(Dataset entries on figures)
##########

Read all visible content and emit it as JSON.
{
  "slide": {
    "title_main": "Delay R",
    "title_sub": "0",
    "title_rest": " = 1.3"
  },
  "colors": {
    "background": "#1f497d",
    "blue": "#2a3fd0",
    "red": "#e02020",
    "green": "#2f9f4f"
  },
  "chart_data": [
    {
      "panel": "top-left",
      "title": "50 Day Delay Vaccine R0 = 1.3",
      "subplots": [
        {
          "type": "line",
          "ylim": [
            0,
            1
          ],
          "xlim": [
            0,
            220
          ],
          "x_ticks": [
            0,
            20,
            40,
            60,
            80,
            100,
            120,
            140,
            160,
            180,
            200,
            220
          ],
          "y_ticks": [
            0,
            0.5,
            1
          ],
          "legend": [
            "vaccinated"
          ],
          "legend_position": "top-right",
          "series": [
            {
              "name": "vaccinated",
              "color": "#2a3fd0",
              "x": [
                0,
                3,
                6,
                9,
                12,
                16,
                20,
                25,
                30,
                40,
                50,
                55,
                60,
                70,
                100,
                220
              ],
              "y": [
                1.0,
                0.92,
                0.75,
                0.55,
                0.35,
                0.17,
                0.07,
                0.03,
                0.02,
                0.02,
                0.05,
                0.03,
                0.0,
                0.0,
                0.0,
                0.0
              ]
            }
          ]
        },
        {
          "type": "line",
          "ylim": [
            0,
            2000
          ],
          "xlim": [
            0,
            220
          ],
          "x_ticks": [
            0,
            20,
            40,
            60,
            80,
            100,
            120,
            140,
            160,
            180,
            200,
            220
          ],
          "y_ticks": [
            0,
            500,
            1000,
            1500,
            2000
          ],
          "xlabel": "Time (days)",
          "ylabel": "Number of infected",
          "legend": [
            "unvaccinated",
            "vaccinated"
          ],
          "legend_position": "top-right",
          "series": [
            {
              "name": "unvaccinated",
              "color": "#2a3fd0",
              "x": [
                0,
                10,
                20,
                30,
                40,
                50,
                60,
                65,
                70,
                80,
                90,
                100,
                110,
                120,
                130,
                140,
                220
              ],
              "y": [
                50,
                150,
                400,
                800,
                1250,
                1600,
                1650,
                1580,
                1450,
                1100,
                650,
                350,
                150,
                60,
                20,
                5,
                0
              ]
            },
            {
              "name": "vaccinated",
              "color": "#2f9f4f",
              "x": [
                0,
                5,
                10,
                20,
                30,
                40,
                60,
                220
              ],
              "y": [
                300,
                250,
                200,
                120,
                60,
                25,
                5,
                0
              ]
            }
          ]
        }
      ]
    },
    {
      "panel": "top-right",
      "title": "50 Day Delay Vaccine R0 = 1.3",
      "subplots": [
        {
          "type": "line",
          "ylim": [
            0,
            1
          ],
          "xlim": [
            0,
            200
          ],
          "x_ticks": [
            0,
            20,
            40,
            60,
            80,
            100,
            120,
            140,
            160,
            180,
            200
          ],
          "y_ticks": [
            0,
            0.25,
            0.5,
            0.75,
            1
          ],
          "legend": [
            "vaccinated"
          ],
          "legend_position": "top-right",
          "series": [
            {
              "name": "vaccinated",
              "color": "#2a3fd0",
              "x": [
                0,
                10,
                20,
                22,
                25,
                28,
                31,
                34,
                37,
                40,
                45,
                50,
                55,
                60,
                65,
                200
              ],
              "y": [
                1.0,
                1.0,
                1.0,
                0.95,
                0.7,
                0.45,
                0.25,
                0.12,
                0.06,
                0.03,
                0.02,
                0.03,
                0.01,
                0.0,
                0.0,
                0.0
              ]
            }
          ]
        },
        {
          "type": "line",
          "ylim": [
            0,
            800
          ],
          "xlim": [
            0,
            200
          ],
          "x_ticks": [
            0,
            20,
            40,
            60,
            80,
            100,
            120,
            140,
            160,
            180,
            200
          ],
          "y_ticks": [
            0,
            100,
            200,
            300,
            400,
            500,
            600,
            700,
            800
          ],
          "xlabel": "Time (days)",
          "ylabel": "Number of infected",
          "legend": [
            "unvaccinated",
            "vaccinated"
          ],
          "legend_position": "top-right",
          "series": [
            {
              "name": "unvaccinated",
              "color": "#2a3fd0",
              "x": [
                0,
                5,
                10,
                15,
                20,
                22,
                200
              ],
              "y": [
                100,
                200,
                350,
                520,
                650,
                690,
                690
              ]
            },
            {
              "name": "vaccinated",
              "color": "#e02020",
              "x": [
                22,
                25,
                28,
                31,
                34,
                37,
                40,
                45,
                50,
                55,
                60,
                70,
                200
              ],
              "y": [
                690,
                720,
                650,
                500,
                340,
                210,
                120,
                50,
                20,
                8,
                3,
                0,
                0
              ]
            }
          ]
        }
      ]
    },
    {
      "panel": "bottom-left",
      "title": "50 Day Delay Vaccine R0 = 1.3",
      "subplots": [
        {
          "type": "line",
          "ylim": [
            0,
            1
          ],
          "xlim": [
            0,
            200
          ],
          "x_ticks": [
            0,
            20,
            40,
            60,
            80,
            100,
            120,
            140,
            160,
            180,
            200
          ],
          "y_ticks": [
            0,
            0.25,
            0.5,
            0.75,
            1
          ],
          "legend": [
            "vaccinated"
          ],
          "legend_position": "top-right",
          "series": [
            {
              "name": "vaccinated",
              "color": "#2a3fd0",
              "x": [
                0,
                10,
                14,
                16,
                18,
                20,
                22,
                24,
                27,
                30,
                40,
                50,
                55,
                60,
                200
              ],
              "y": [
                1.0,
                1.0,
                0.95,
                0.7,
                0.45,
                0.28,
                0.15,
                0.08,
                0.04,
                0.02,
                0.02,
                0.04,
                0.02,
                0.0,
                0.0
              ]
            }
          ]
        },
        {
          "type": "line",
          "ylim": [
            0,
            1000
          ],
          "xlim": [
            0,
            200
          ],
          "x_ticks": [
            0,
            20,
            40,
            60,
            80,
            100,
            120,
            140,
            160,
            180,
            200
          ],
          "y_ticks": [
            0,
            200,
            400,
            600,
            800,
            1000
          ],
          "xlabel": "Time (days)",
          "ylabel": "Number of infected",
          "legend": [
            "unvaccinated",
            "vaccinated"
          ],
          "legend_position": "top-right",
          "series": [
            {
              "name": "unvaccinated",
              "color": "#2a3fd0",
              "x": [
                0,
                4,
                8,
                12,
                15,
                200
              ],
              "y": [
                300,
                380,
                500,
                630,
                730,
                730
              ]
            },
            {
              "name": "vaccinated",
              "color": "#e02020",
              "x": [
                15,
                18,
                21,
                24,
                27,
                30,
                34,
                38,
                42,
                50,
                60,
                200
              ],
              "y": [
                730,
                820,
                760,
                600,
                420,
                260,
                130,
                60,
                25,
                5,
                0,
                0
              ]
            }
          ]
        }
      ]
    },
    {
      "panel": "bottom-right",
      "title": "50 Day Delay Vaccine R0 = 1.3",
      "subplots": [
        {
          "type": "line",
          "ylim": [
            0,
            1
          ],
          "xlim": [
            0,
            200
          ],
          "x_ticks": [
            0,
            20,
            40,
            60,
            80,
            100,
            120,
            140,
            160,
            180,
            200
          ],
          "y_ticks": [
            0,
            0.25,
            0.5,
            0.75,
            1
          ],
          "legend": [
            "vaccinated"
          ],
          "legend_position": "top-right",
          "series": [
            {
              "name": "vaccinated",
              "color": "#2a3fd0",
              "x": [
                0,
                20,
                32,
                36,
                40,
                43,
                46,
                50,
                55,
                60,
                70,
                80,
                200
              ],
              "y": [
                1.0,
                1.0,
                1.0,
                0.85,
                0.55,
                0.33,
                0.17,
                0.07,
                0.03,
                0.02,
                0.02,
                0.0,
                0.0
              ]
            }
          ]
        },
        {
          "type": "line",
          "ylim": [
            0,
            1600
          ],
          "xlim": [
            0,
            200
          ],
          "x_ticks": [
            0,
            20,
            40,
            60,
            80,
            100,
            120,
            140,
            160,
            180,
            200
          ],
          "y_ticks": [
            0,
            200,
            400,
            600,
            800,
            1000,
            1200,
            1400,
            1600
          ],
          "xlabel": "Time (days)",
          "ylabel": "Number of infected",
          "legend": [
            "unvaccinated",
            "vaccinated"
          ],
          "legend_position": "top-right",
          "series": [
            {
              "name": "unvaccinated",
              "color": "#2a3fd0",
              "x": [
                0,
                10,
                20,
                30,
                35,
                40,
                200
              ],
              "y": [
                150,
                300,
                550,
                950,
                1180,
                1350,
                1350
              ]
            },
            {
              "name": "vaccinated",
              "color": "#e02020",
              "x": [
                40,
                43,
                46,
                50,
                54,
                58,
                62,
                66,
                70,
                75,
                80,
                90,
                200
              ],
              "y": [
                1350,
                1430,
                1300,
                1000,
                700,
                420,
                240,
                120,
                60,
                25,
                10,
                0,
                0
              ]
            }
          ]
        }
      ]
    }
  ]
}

##########

REQUIREMENTS
Search the records for the word "panel", then list every line that has it.

ANSWER TO THIS TASK
      "panel": "top-left",
      "panel": "top-right",
      "panel": "bottom-left",
      "panel": "bottom-right",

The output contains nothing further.